#### GIVEN INSTRUCTION:
Below is a block of records; return all of them exactly, but without the images.

#### INFORMATION SHOWN:
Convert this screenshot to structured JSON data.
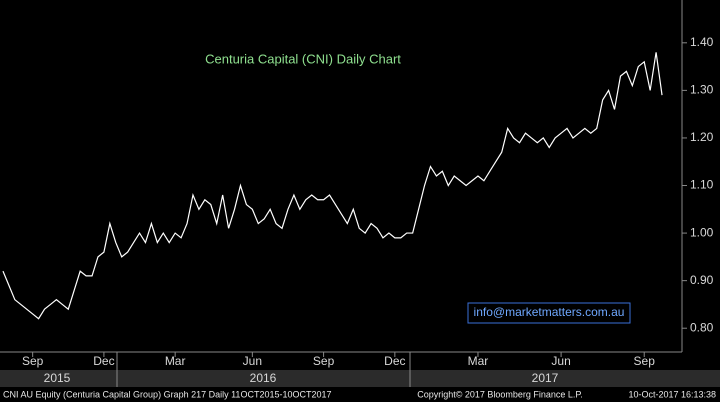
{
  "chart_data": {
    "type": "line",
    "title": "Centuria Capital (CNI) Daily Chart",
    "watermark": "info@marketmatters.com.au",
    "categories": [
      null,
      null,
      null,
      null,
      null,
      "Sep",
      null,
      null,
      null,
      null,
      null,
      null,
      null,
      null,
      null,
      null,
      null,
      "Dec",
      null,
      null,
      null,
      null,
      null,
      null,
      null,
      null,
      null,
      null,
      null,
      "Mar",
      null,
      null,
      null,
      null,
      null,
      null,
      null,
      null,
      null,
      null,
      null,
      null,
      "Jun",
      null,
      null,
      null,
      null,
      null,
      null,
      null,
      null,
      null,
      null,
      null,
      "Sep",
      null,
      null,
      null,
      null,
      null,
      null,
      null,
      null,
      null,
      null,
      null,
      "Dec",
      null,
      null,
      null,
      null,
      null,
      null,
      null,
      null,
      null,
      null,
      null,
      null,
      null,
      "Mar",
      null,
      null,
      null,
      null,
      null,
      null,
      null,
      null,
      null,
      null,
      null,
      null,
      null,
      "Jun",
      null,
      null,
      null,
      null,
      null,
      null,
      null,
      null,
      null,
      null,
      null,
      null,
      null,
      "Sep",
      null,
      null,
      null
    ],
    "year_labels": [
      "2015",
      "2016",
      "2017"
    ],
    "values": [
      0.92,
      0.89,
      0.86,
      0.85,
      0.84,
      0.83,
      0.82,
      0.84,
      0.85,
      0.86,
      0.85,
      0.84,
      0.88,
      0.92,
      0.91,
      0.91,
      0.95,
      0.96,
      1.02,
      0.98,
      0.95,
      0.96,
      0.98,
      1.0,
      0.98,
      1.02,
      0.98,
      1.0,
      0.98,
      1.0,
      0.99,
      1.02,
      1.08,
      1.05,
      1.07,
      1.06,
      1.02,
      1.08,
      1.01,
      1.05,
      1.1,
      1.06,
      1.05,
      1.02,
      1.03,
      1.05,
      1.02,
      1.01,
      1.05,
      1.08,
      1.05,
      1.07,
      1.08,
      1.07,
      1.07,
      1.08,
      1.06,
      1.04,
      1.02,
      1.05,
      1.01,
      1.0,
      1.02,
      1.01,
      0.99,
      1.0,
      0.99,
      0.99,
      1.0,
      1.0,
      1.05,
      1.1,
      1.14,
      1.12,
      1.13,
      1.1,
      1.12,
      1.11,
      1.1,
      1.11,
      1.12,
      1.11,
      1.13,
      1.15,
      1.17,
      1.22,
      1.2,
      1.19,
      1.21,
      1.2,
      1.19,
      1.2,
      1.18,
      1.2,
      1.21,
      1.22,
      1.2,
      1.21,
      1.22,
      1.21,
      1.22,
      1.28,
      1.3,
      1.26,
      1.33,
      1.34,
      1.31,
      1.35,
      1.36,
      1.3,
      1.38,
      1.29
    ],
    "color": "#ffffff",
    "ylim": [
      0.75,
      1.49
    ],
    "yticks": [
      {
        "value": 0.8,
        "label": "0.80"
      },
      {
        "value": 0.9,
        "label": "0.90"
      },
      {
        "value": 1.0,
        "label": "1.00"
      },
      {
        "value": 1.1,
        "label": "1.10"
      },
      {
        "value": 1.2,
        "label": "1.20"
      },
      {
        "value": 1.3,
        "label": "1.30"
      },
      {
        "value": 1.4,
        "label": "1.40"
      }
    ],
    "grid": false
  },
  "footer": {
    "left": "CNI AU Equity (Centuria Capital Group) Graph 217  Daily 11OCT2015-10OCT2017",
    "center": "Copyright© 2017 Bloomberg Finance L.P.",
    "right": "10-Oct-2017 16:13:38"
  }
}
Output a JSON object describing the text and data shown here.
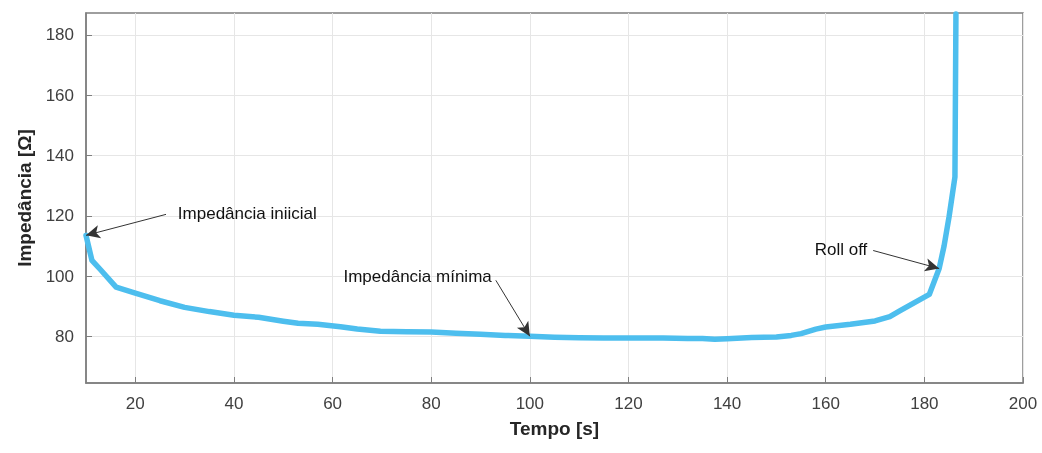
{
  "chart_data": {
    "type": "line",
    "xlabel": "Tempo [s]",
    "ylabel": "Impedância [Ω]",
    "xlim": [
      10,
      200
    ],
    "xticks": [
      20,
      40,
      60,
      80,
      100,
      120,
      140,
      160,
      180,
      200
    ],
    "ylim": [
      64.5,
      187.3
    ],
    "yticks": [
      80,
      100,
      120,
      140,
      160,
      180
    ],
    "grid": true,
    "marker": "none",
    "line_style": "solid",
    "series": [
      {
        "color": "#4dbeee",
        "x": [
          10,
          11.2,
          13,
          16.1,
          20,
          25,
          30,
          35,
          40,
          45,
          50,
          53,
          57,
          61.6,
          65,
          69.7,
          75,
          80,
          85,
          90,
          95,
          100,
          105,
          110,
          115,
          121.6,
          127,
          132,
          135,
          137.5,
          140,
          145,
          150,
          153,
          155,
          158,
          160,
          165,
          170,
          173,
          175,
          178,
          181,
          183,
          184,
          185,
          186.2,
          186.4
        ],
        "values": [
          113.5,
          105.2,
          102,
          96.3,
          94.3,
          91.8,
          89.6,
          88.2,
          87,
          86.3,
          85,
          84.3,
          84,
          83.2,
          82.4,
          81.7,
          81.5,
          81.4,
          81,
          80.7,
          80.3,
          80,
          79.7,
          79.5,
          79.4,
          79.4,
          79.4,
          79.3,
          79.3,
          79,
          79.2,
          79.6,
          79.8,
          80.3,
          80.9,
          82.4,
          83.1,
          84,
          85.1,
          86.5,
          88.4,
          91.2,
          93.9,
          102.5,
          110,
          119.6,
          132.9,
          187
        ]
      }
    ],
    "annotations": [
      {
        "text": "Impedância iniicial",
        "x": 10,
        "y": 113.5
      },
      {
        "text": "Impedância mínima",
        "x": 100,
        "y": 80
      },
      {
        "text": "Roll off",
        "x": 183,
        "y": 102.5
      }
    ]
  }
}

#### OUTPUT:
Convert this screenshot to structured JSON data.
{
  "chart_data": {
    "type": "line",
    "title": "Centuria Capital (CNI) Daily Chart",
    "watermark": "info@marketmatters.com.au",
    "categories": [
      null,
      null,
      null,
      null,
      null,
      "Sep",
      null,
      null,
      null,
      null,
      null,
      null,
      null,
      null,
      null,
      null,
      null,
      "Dec",
      null,
      null,
      null,
      null,
      null,
      null,
      null,
      null,
      null,
      null,
      null,
      "Mar",
      null,
      null,
      null,
      null,
      null,
      null,
      null,
      null,
      null,
      null,
      null,
      null,
      "Jun",
      null,
      null,
      null,
      null,
      null,
      null,
      null,
      null,
      null,
      null,
      null,
      "Sep",
      null,
      null,
      null,
      null,
      null,
      null,
      null,
      null,
      null,
      null,
      null,
      "Dec",
      null,
      null,
      null,
      null,
      null,
      null,
      null,
      null,
      null,
      null,
      null,
      null,
      null,
      "Mar",
      null,
      null,
      null,
      null,
      null,
      null,
      null,
      null,
      null,
      null,
      null,
      null,
      null,
      "Jun",
      null,
      null,
      null,
      null,
      null,
      null,
      null,
      null,
      null,
      null,
      null,
      null,
      null,
      "Sep",
      null,
      null,
      null
    ],
    "year_labels": [
      "2015",
      "2016",
      "2017"
    ],
    "values": [
      0.92,
      0.89,
      0.86,
      0.85,
      0.84,
      0.83,
      0.82,
      0.84,
      0.85,
      0.86,
      0.85,
      0.84,
      0.88,
      0.92,
      0.91,
      0.91,
      0.95,
      0.96,
      1.02,
      0.98,
      0.95,
      0.96,
      0.98,
      1.0,
      0.98,
      1.02,
      0.98,
      1.0,
      0.98,
      1.0,
      0.99,
      1.02,
      1.08,
      1.05,
      1.07,
      1.06,
      1.02,
      1.08,
      1.01,
      1.05,
      1.1,
      1.06,
      1.05,
      1.02,
      1.03,
      1.05,
      1.02,
      1.01,
      1.05,
      1.08,
      1.05,
      1.07,
      1.08,
      1.07,
      1.07,
      1.08,
      1.06,
      1.04,
      1.02,
      1.05,
      1.01,
      1.0,
      1.02,
      1.01,
      0.99,
      1.0,
      0.99,
      0.99,
      1.0,
      1.0,
      1.05,
      1.1,
      1.14,
      1.12,
      1.13,
      1.1,
      1.12,
      1.11,
      1.1,
      1.11,
      1.12,
      1.11,
      1.13,
      1.15,
      1.17,
      1.22,
      1.2,
      1.19,
      1.21,
      1.2,
      1.19,
      1.2,
      1.18,
      1.2,
      1.21,
      1.22,
      1.2,
      1.21,
      1.22,
      1.21,
      1.22,
      1.28,
      1.3,
      1.26,
      1.33,
      1.34,
      1.31,
      1.35,
      1.36,
      1.3,
      1.38,
      1.29
    ],
    "color": "#ffffff",
    "ylim": [
      0.75,
      1.49
    ],
    "yticks": [
      {
        "value": 0.8,
        "label": "0.80"
      },
      {
        "value": 0.9,
        "label": "0.90"
      },
      {
        "value": 1.0,
        "label": "1.00"
      },
      {
        "value": 1.1,
        "label": "1.10"
      },
      {
        "value": 1.2,
        "label": "1.20"
      },
      {
        "value": 1.3,
        "label": "1.30"
      },
      {
        "value": 1.4,
        "label": "1.40"
      }
    ],
    "grid": false
  },
  "footer": {
    "left": "CNI AU Equity (Centuria Capital Group) Graph 217  Daily 11OCT2015-10OCT2017",
    "center": "Copyright© 2017 Bloomberg Finance L.P.",
    "right": "10-Oct-2017 16:13:38"
  }
}
Output a JSON object describing the text and data shown here.
{
  "chart_data": {
    "type": "line",
    "xlabel": "Tempo [s]",
    "ylabel": "Impedância [Ω]",
    "xlim": [
      10,
      200
    ],
    "xticks": [
      20,
      40,
      60,
      80,
      100,
      120,
      140,
      160,
      180,
      200
    ],
    "ylim": [
      64.5,
      187.3
    ],
    "yticks": [
      80,
      100,
      120,
      140,
      160,
      180
    ],
    "grid": true,
    "marker": "none",
    "line_style": "solid",
    "series": [
      {
        "color": "#4dbeee",
        "x": [
          10,
          11.2,
          13,
          16.1,
          20,
          25,
          30,
          35,
          40,
          45,
          50,
          53,
          57,
          61.6,
          65,
          69.7,
          75,
          80,
          85,
          90,
          95,
          100,
          105,
          110,
          115,
          121.6,
          127,
          132,
          135,
          137.5,
          140,
          145,
          150,
          153,
          155,
          158,
          160,
          165,
          170,
          173,
          175,
          178,
          181,
          183,
          184,
          185,
          186.2,
          186.4
        ],
        "values": [
          113.5,
          105.2,
          102,
          96.3,
          94.3,
          91.8,
          89.6,
          88.2,
          87,
          86.3,
          85,
          84.3,
          84,
          83.2,
          82.4,
          81.7,
          81.5,
          81.4,
          81,
          80.7,
          80.3,
          80,
          79.7,
          79.5,
          79.4,
          79.4,
          79.4,
          79.3,
          79.3,
          79,
          79.2,
          79.6,
          79.8,
          80.3,
          80.9,
          82.4,
          83.1,
          84,
          85.1,
          86.5,
          88.4,
          91.2,
          93.9,
          102.5,
          110,
          119.6,
          132.9,
          187
        ]
      }
    ],
    "annotations": [
      {
        "text": "Impedância iniicial",
        "x": 10,
        "y": 113.5
      },
      {
        "text": "Impedância mínima",
        "x": 100,
        "y": 80
      },
      {
        "text": "Roll off",
        "x": 183,
        "y": 102.5
      }
    ]
  }
}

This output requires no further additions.